Data lines:
---

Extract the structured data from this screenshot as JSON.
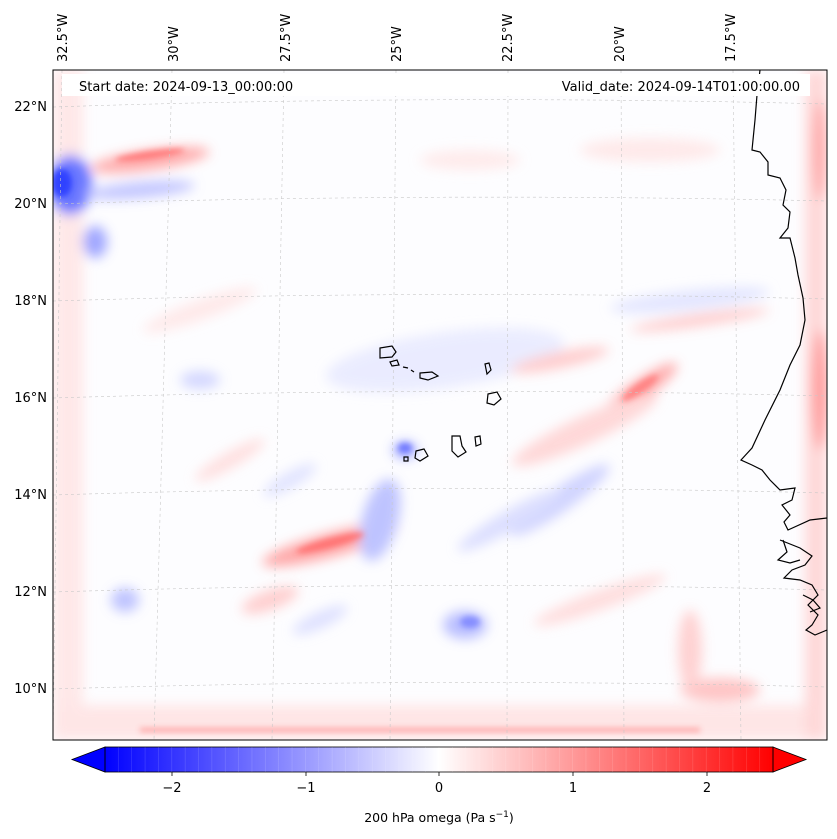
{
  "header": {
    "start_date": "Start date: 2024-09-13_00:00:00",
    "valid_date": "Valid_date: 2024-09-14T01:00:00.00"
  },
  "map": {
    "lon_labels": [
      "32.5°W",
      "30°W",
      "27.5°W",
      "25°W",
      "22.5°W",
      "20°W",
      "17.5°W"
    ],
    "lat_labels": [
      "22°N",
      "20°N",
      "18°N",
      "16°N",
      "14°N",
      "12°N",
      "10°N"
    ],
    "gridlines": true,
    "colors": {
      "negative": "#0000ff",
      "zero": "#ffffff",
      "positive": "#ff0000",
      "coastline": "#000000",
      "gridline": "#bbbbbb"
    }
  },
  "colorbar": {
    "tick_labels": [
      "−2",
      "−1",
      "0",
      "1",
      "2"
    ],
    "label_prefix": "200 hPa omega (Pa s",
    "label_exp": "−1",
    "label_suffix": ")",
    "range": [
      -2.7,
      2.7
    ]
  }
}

---

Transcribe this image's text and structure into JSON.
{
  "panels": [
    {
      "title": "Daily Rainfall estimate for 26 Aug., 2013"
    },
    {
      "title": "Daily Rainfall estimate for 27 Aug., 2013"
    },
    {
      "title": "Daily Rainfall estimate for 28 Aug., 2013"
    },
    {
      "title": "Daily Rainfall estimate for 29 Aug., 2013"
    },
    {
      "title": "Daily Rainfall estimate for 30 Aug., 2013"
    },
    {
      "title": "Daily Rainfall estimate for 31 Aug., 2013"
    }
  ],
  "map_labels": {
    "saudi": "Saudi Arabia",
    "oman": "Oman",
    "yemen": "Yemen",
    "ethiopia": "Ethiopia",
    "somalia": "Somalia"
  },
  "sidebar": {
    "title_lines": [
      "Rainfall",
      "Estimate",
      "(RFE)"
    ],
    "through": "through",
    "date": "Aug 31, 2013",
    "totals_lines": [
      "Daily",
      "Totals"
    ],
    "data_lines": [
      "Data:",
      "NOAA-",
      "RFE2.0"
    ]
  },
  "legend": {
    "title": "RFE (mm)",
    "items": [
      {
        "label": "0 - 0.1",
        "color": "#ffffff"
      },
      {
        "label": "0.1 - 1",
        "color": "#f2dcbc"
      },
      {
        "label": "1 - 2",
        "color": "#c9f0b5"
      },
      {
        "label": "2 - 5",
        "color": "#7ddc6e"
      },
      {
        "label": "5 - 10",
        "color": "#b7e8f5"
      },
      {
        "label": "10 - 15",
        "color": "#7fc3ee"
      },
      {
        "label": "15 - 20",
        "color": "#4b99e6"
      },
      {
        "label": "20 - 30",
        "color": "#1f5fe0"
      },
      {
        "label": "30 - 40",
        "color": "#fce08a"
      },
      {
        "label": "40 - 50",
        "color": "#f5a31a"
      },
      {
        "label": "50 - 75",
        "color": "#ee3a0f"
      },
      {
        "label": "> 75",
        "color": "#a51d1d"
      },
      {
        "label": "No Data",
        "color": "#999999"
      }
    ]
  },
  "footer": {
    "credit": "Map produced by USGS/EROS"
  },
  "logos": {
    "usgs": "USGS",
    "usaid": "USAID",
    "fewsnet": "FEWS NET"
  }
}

---

What is expected: Check every line of the entries above for the word "Daily" and report how many lines contain it, giving the number only.

Solution to this problem: 7